INSTRUCTIONS TO FOLLOW >>
Can the data below be echoed back word for word?

===== SUPPLIED INFORMATION =====

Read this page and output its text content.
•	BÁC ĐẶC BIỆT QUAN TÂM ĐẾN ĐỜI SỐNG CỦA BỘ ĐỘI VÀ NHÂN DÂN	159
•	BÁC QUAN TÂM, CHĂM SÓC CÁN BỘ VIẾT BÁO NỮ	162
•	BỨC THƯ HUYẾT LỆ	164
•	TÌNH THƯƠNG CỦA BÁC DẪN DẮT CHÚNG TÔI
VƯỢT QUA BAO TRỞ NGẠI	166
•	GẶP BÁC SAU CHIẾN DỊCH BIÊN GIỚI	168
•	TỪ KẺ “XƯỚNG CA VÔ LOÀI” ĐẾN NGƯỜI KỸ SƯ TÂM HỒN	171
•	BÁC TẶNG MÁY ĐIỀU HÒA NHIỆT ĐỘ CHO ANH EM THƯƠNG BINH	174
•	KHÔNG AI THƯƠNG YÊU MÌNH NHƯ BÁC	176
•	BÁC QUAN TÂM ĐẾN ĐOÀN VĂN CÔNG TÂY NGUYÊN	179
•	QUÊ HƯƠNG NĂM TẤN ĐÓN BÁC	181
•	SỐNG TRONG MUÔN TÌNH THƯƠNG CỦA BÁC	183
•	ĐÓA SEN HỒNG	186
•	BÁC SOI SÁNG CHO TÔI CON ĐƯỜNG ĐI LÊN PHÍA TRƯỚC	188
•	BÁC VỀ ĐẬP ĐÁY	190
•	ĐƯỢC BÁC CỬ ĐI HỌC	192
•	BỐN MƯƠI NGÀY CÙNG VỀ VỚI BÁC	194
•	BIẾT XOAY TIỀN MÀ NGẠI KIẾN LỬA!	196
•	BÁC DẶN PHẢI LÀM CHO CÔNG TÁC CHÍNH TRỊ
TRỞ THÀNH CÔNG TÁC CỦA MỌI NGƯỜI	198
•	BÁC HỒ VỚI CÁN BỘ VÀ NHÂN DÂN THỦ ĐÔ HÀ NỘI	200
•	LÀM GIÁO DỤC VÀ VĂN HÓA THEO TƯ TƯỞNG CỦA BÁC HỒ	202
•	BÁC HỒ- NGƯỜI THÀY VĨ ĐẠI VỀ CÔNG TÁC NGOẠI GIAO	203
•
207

=====

OUTPUT OF THE TASK >>
Read this page and output its text content.
•	BÁC ĐẶC BIỆT QUAN TÂM ĐẾN ĐỜI SỐNG CỦA BỘ ĐỘI VÀ NHÂN DÂN	159
•	BÁC QUAN TÂM, CHĂM SÓC CÁN BỘ VIẾT BÁO NỮ	162
•	BỨC THƯ HUYẾT LỆ	164
•	TÌNH THƯƠNG CỦA BÁC DẪN DẮT CHÚNG TÔI
VƯỢT QUA BAO TRỞ NGẠI	166
•	GẶP BÁC SAU CHIẾN DỊCH BIÊN GIỚI	168
•	TỪ KẺ “XƯỚNG CA VÔ LOÀI” ĐẾN NGƯỜI KỸ SƯ TÂM HỒN	171
•	BÁC TẶNG MÁY ĐIỀU HÒA NHIỆT ĐỘ CHO ANH EM THƯƠNG BINH	174
•	KHÔNG AI THƯƠNG YÊU MÌNH NHƯ BÁC	176
•	BÁC QUAN TÂM ĐẾN ĐOÀN VĂN CÔNG TÂY NGUYÊN	179
•	QUÊ HƯƠNG NĂM TẤN ĐÓN BÁC	181
•	SỐNG TRONG MUÔN TÌNH THƯƠNG CỦA BÁC	183
•	ĐÓA SEN HỒNG	186
•	BÁC SOI SÁNG CHO TÔI CON ĐƯỜNG ĐI LÊN PHÍA TRƯỚC	188
•	BÁC VỀ ĐẬP ĐÁY	190
•	ĐƯỢC BÁC CỬ ĐI HỌC	192
•	BỐN MƯƠI NGÀY CÙNG VỀ VỚI BÁC	194
•	BIẾT XOAY TIỀN MÀ NGẠI KIẾN LỬA!	196
•	BÁC DẶN PHẢI LÀM CHO CÔNG TÁC CHÍNH TRỊ
TRỞ THÀNH CÔNG TÁC CỦA MỌI NGƯỜI	198
•	BÁC HỒ VỚI CÁN BỘ VÀ NHÂN DÂN THỦ ĐÔ HÀ NỘI	200
•	LÀM GIÁO DỤC VÀ VĂN HÓA THEO TƯ TƯỞNG CỦA BÁC HỒ	202
•	BÁC HỒ- NGƯỜI THÀY VĨ ĐẠI VỀ CÔNG TÁC NGOẠI GIAO	203
•
207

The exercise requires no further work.